→ PROBLEM TO WORK ON: Exactly repeat the material, dropping only the pictures.

→ MATERIAL SHOWN:
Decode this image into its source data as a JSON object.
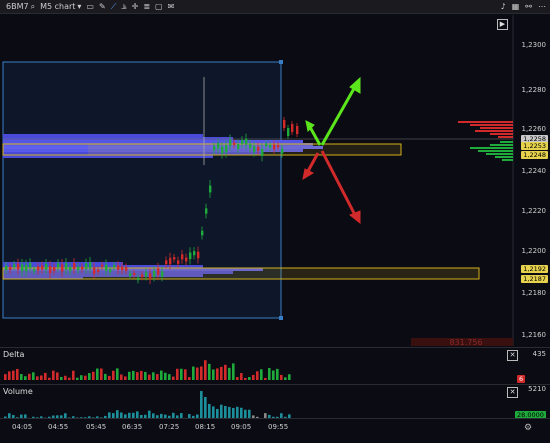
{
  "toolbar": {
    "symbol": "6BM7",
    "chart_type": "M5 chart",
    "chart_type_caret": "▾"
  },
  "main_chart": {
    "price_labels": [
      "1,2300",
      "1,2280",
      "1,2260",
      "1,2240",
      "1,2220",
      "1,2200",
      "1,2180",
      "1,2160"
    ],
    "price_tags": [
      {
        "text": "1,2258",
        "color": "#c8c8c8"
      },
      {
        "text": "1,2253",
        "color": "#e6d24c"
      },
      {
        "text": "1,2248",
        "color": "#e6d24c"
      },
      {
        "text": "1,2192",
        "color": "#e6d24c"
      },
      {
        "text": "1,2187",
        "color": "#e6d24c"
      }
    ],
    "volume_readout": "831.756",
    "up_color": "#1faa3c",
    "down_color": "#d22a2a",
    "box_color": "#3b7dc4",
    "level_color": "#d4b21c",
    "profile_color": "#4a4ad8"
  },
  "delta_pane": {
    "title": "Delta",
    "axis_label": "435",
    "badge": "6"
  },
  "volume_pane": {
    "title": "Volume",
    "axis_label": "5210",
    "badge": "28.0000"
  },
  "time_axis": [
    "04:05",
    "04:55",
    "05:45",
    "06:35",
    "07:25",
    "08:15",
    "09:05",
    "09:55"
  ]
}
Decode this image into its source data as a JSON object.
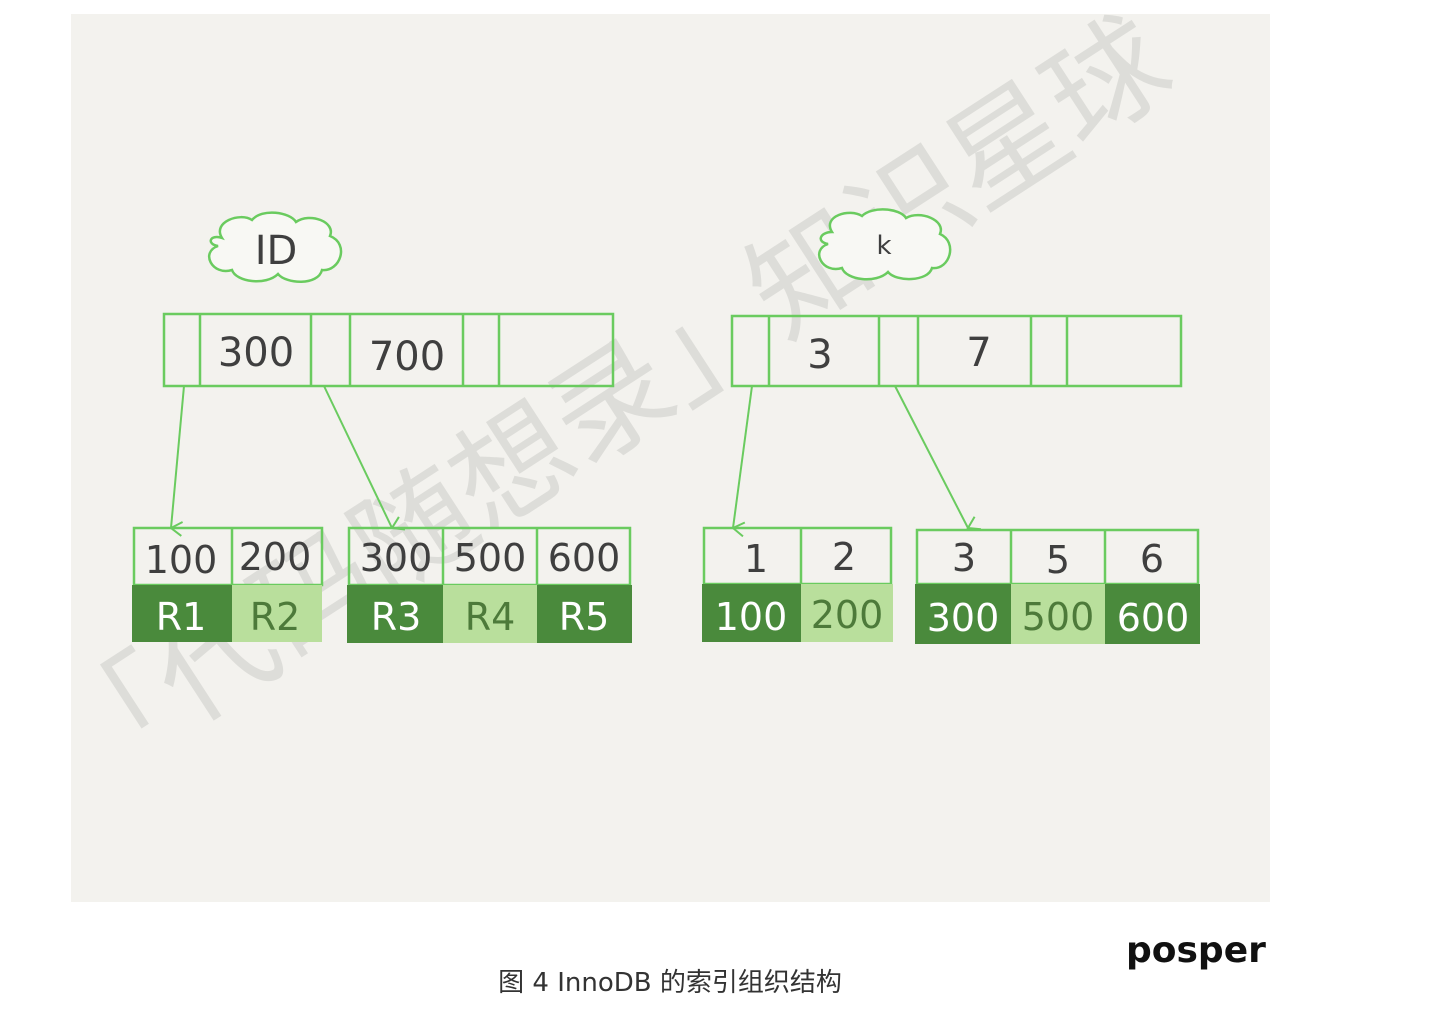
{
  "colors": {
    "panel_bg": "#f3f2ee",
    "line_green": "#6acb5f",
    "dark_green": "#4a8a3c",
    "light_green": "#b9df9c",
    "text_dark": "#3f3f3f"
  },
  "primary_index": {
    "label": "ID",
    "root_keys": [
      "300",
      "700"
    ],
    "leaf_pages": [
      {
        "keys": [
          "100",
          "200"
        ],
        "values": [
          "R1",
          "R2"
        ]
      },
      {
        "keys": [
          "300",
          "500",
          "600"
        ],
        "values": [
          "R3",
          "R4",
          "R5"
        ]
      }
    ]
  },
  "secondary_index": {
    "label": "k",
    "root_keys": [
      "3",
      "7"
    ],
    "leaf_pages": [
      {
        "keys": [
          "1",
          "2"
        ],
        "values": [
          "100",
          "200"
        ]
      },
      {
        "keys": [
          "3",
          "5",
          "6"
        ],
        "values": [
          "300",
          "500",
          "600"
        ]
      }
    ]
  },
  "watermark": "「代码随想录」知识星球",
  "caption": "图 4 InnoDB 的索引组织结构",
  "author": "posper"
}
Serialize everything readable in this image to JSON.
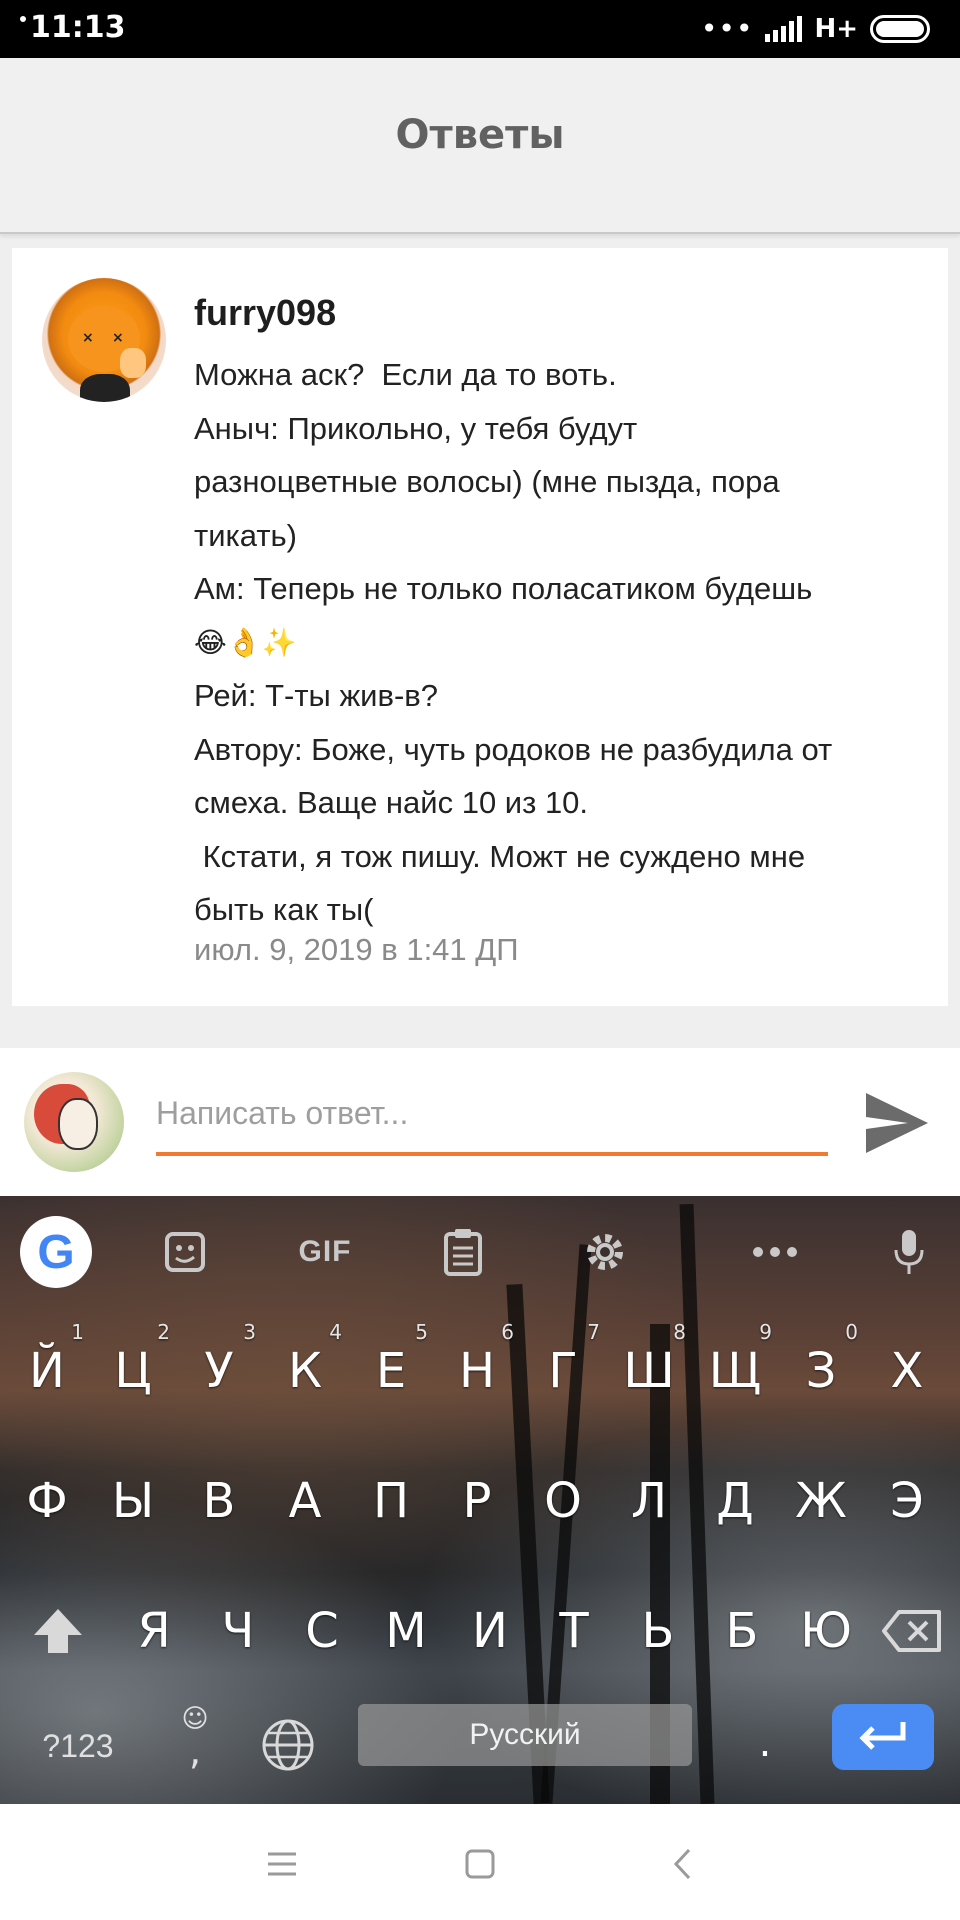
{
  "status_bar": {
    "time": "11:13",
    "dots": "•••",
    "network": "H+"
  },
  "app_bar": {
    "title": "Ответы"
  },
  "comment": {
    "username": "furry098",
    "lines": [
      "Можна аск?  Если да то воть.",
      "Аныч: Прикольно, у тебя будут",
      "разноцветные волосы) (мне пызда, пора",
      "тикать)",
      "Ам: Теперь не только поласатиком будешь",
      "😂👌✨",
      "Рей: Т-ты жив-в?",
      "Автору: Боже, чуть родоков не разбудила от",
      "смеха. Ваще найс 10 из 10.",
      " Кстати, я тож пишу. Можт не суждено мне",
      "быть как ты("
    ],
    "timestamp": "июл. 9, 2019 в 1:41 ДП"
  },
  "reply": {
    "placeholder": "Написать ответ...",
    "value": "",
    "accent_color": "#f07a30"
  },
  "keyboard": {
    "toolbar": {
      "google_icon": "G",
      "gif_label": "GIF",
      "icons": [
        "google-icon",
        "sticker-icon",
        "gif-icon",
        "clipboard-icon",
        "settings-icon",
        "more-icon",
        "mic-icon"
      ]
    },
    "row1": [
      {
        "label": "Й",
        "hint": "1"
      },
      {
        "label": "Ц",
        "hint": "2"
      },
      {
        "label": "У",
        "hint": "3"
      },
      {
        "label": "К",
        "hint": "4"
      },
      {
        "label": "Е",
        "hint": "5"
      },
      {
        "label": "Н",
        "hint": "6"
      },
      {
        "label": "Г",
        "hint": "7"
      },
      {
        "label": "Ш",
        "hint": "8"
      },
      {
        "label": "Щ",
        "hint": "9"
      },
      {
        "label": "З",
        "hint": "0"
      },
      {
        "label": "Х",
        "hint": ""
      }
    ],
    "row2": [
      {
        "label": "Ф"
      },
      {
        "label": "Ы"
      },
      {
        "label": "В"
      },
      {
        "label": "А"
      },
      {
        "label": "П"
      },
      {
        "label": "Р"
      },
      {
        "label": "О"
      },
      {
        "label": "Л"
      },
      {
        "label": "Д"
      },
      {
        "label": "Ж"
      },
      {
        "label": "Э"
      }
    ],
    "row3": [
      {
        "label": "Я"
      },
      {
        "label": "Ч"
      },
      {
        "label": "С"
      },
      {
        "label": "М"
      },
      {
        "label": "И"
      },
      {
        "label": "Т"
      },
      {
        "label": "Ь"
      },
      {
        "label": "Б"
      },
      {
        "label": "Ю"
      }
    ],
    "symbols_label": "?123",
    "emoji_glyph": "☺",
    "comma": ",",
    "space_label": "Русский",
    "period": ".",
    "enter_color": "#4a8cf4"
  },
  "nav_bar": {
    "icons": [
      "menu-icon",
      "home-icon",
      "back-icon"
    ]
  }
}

→ TASK RESPONSE:
Decode this image into its source data as a JSON object.
{
  "toolbar": {
    "symbol": "6BM7",
    "chart_type": "M5 chart",
    "chart_type_caret": "▾"
  },
  "main_chart": {
    "price_labels": [
      "1,2300",
      "1,2280",
      "1,2260",
      "1,2240",
      "1,2220",
      "1,2200",
      "1,2180",
      "1,2160"
    ],
    "price_tags": [
      {
        "text": "1,2258",
        "color": "#c8c8c8"
      },
      {
        "text": "1,2253",
        "color": "#e6d24c"
      },
      {
        "text": "1,2248",
        "color": "#e6d24c"
      },
      {
        "text": "1,2192",
        "color": "#e6d24c"
      },
      {
        "text": "1,2187",
        "color": "#e6d24c"
      }
    ],
    "volume_readout": "831.756",
    "up_color": "#1faa3c",
    "down_color": "#d22a2a",
    "box_color": "#3b7dc4",
    "level_color": "#d4b21c",
    "profile_color": "#4a4ad8"
  },
  "delta_pane": {
    "title": "Delta",
    "axis_label": "435",
    "badge": "6"
  },
  "volume_pane": {
    "title": "Volume",
    "axis_label": "5210",
    "badge": "28.0000"
  },
  "time_axis": [
    "04:05",
    "04:55",
    "05:45",
    "06:35",
    "07:25",
    "08:15",
    "09:05",
    "09:55"
  ]
}
Decode this image into its source data as a JSON object.
{
  "colors": {
    "panel_bg": "#f3f2ee",
    "line_green": "#6acb5f",
    "dark_green": "#4a8a3c",
    "light_green": "#b9df9c",
    "text_dark": "#3f3f3f"
  },
  "primary_index": {
    "label": "ID",
    "root_keys": [
      "300",
      "700"
    ],
    "leaf_pages": [
      {
        "keys": [
          "100",
          "200"
        ],
        "values": [
          "R1",
          "R2"
        ]
      },
      {
        "keys": [
          "300",
          "500",
          "600"
        ],
        "values": [
          "R3",
          "R4",
          "R5"
        ]
      }
    ]
  },
  "secondary_index": {
    "label": "k",
    "root_keys": [
      "3",
      "7"
    ],
    "leaf_pages": [
      {
        "keys": [
          "1",
          "2"
        ],
        "values": [
          "100",
          "200"
        ]
      },
      {
        "keys": [
          "3",
          "5",
          "6"
        ],
        "values": [
          "300",
          "500",
          "600"
        ]
      }
    ]
  },
  "watermark": "「代码随想录」知识星球",
  "caption": "图 4 InnoDB 的索引组织结构",
  "author": "posper"
}
Serialize everything readable in this image to JSON.
{
  "status_bar": {
    "time": "11:13",
    "dots": "•••",
    "network": "H+"
  },
  "app_bar": {
    "title": "Ответы"
  },
  "comment": {
    "username": "furry098",
    "lines": [
      "Можна аск?  Если да то воть.",
      "Аныч: Прикольно, у тебя будут",
      "разноцветные волосы) (мне пызда, пора",
      "тикать)",
      "Ам: Теперь не только поласатиком будешь",
      "😂👌✨",
      "Рей: Т-ты жив-в?",
      "Автору: Боже, чуть родоков не разбудила от",
      "смеха. Ваще найс 10 из 10.",
      " Кстати, я тож пишу. Можт не суждено мне",
      "быть как ты("
    ],
    "timestamp": "июл. 9, 2019 в 1:41 ДП"
  },
  "reply": {
    "placeholder": "Написать ответ...",
    "value": "",
    "accent_color": "#f07a30"
  },
  "keyboard": {
    "toolbar": {
      "google_icon": "G",
      "gif_label": "GIF",
      "icons": [
        "google-icon",
        "sticker-icon",
        "gif-icon",
        "clipboard-icon",
        "settings-icon",
        "more-icon",
        "mic-icon"
      ]
    },
    "row1": [
      {
        "label": "Й",
        "hint": "1"
      },
      {
        "label": "Ц",
        "hint": "2"
      },
      {
        "label": "У",
        "hint": "3"
      },
      {
        "label": "К",
        "hint": "4"
      },
      {
        "label": "Е",
        "hint": "5"
      },
      {
        "label": "Н",
        "hint": "6"
      },
      {
        "label": "Г",
        "hint": "7"
      },
      {
        "label": "Ш",
        "hint": "8"
      },
      {
        "label": "Щ",
        "hint": "9"
      },
      {
        "label": "З",
        "hint": "0"
      },
      {
        "label": "Х",
        "hint": ""
      }
    ],
    "row2": [
      {
        "label": "Ф"
      },
      {
        "label": "Ы"
      },
      {
        "label": "В"
      },
      {
        "label": "А"
      },
      {
        "label": "П"
      },
      {
        "label": "Р"
      },
      {
        "label": "О"
      },
      {
        "label": "Л"
      },
      {
        "label": "Д"
      },
      {
        "label": "Ж"
      },
      {
        "label": "Э"
      }
    ],
    "row3": [
      {
        "label": "Я"
      },
      {
        "label": "Ч"
      },
      {
        "label": "С"
      },
      {
        "label": "М"
      },
      {
        "label": "И"
      },
      {
        "label": "Т"
      },
      {
        "label": "Ь"
      },
      {
        "label": "Б"
      },
      {
        "label": "Ю"
      }
    ],
    "symbols_label": "?123",
    "emoji_glyph": "☺",
    "comma": ",",
    "space_label": "Русский",
    "period": ".",
    "enter_color": "#4a8cf4"
  },
  "nav_bar": {
    "icons": [
      "menu-icon",
      "home-icon",
      "back-icon"
    ]
  }
}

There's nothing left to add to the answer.